*Directions for this task*. Without the pictures, return each record as it appears.

*Data records*.
----------

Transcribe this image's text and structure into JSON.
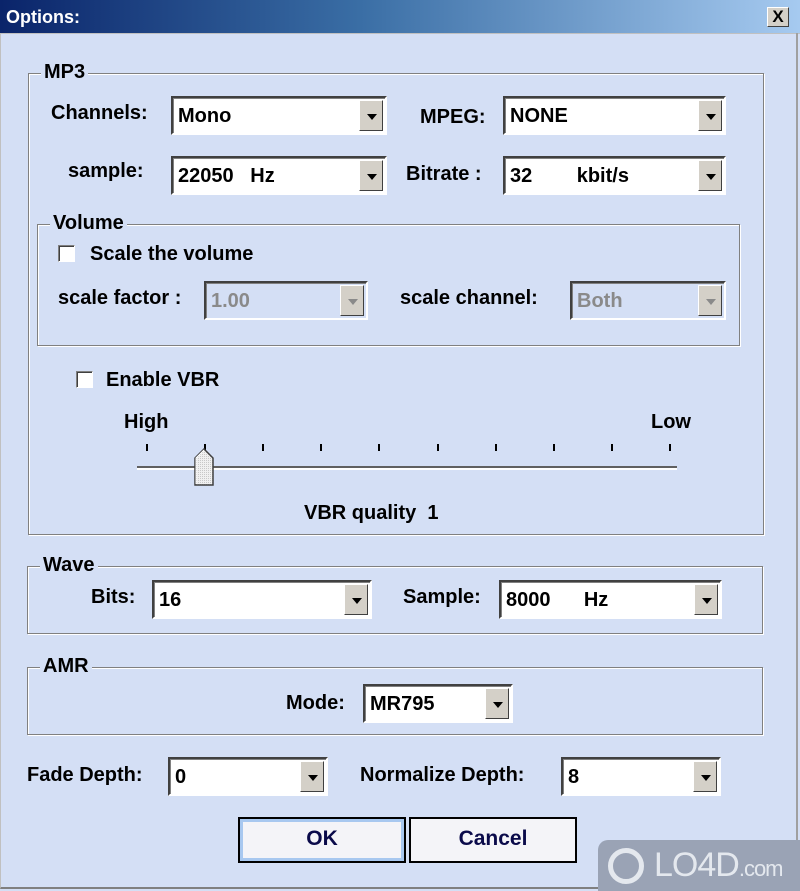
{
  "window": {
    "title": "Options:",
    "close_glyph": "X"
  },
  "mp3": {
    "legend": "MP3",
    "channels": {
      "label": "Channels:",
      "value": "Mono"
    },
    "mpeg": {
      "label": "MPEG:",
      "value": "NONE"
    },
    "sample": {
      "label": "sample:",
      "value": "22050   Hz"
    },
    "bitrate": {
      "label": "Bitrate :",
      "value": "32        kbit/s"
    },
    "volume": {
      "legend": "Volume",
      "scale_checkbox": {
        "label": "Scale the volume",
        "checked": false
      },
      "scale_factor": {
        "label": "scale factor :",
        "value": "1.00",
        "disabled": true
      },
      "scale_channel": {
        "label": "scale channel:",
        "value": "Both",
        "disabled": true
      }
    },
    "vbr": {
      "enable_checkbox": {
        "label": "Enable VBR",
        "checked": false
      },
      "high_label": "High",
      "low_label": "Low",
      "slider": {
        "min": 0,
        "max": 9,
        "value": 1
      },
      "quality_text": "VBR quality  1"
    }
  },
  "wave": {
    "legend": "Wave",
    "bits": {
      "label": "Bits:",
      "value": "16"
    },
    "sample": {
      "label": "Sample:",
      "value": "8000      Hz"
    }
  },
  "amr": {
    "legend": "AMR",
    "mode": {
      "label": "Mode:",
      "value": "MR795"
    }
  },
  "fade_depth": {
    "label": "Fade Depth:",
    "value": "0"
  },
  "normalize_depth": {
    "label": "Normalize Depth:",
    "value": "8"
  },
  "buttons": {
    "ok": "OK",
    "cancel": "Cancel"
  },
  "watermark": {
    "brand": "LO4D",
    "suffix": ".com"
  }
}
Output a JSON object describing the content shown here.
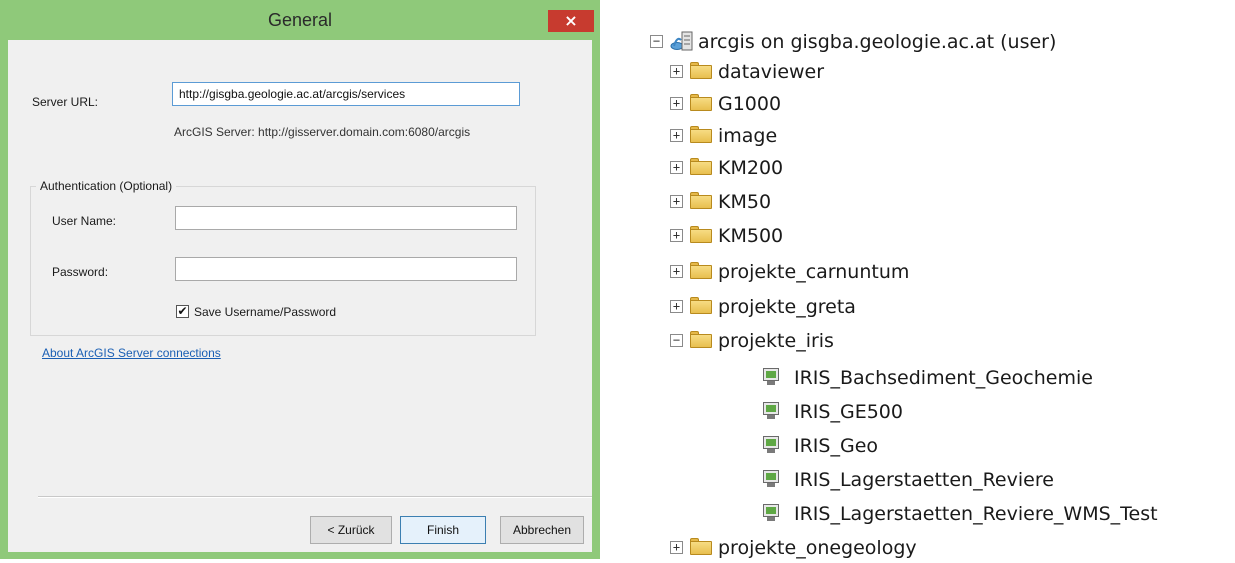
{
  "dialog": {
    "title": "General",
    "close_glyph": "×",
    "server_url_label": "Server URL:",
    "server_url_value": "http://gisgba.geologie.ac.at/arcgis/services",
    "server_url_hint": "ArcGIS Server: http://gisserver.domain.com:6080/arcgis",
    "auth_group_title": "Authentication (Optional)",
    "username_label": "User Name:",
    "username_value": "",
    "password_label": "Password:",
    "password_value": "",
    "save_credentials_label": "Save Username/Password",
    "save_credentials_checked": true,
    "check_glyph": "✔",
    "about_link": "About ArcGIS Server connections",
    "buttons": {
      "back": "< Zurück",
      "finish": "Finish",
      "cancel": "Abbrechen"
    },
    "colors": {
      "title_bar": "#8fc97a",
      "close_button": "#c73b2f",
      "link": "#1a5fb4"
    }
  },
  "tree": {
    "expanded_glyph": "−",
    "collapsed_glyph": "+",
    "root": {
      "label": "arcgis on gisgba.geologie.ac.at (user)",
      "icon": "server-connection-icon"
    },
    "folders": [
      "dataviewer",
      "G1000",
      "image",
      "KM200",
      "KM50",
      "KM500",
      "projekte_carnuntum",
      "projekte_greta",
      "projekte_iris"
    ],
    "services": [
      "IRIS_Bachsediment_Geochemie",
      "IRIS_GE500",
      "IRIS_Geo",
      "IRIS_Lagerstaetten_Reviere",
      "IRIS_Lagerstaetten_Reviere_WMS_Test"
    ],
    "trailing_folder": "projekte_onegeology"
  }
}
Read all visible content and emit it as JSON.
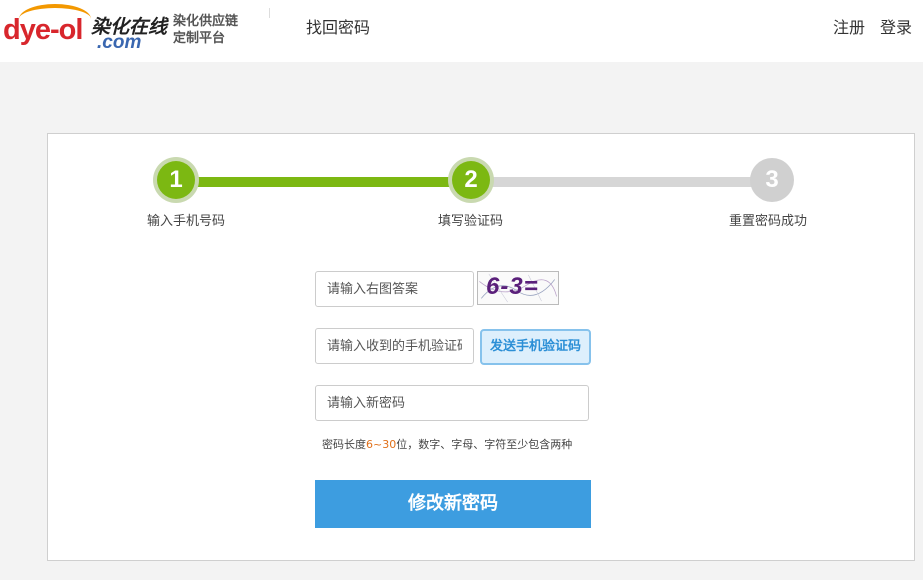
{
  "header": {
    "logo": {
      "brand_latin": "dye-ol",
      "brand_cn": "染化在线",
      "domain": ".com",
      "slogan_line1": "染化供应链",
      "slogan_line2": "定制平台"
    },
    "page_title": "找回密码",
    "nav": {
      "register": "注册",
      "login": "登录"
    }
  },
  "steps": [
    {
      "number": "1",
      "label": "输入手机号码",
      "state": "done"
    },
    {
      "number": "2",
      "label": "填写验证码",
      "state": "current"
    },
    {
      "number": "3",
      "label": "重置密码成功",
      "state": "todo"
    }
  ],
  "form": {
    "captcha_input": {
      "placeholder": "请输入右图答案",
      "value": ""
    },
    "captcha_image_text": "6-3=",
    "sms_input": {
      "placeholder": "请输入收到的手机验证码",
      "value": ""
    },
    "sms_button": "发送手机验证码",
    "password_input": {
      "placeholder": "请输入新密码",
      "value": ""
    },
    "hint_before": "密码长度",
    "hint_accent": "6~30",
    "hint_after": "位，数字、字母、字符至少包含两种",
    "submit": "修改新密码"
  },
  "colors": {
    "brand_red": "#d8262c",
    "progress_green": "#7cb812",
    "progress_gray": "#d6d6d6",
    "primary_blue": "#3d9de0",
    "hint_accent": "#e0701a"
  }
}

----------

*Worked answer*.
Transcribe this image's text and structure into JSON.
{
  "window": {
    "title": "Options:",
    "close_glyph": "X"
  },
  "mp3": {
    "legend": "MP3",
    "channels": {
      "label": "Channels:",
      "value": "Mono"
    },
    "mpeg": {
      "label": "MPEG:",
      "value": "NONE"
    },
    "sample": {
      "label": "sample:",
      "value": "22050   Hz"
    },
    "bitrate": {
      "label": "Bitrate :",
      "value": "32        kbit/s"
    },
    "volume": {
      "legend": "Volume",
      "scale_checkbox": {
        "label": "Scale the volume",
        "checked": false
      },
      "scale_factor": {
        "label": "scale factor :",
        "value": "1.00",
        "disabled": true
      },
      "scale_channel": {
        "label": "scale channel:",
        "value": "Both",
        "disabled": true
      }
    },
    "vbr": {
      "enable_checkbox": {
        "label": "Enable VBR",
        "checked": false
      },
      "high_label": "High",
      "low_label": "Low",
      "slider": {
        "min": 0,
        "max": 9,
        "value": 1
      },
      "quality_text": "VBR quality  1"
    }
  },
  "wave": {
    "legend": "Wave",
    "bits": {
      "label": "Bits:",
      "value": "16"
    },
    "sample": {
      "label": "Sample:",
      "value": "8000      Hz"
    }
  },
  "amr": {
    "legend": "AMR",
    "mode": {
      "label": "Mode:",
      "value": "MR795"
    }
  },
  "fade_depth": {
    "label": "Fade Depth:",
    "value": "0"
  },
  "normalize_depth": {
    "label": "Normalize Depth:",
    "value": "8"
  },
  "buttons": {
    "ok": "OK",
    "cancel": "Cancel"
  },
  "watermark": {
    "brand": "LO4D",
    "suffix": ".com"
  }
}
Output a JSON object describing the content shown here.
{
  "dialog": {
    "title": "General",
    "close_glyph": "×",
    "server_url_label": "Server URL:",
    "server_url_value": "http://gisgba.geologie.ac.at/arcgis/services",
    "server_url_hint": "ArcGIS Server: http://gisserver.domain.com:6080/arcgis",
    "auth_group_title": "Authentication (Optional)",
    "username_label": "User Name:",
    "username_value": "",
    "password_label": "Password:",
    "password_value": "",
    "save_credentials_label": "Save Username/Password",
    "save_credentials_checked": true,
    "check_glyph": "✔",
    "about_link": "About ArcGIS Server connections",
    "buttons": {
      "back": "< Zurück",
      "finish": "Finish",
      "cancel": "Abbrechen"
    },
    "colors": {
      "title_bar": "#8fc97a",
      "close_button": "#c73b2f",
      "link": "#1a5fb4"
    }
  },
  "tree": {
    "expanded_glyph": "−",
    "collapsed_glyph": "+",
    "root": {
      "label": "arcgis on gisgba.geologie.ac.at (user)",
      "icon": "server-connection-icon"
    },
    "folders": [
      "dataviewer",
      "G1000",
      "image",
      "KM200",
      "KM50",
      "KM500",
      "projekte_carnuntum",
      "projekte_greta",
      "projekte_iris"
    ],
    "services": [
      "IRIS_Bachsediment_Geochemie",
      "IRIS_GE500",
      "IRIS_Geo",
      "IRIS_Lagerstaetten_Reviere",
      "IRIS_Lagerstaetten_Reviere_WMS_Test"
    ],
    "trailing_folder": "projekte_onegeology"
  }
}
Read all visible content and emit it as JSON.
{
  "header": {
    "logo": {
      "brand_latin": "dye-ol",
      "brand_cn": "染化在线",
      "domain": ".com",
      "slogan_line1": "染化供应链",
      "slogan_line2": "定制平台"
    },
    "page_title": "找回密码",
    "nav": {
      "register": "注册",
      "login": "登录"
    }
  },
  "steps": [
    {
      "number": "1",
      "label": "输入手机号码",
      "state": "done"
    },
    {
      "number": "2",
      "label": "填写验证码",
      "state": "current"
    },
    {
      "number": "3",
      "label": "重置密码成功",
      "state": "todo"
    }
  ],
  "form": {
    "captcha_input": {
      "placeholder": "请输入右图答案",
      "value": ""
    },
    "captcha_image_text": "6-3=",
    "sms_input": {
      "placeholder": "请输入收到的手机验证码",
      "value": ""
    },
    "sms_button": "发送手机验证码",
    "password_input": {
      "placeholder": "请输入新密码",
      "value": ""
    },
    "hint_before": "密码长度",
    "hint_accent": "6~30",
    "hint_after": "位，数字、字母、字符至少包含两种",
    "submit": "修改新密码"
  },
  "colors": {
    "brand_red": "#d8262c",
    "progress_green": "#7cb812",
    "progress_gray": "#d6d6d6",
    "primary_blue": "#3d9de0",
    "hint_accent": "#e0701a"
  }
}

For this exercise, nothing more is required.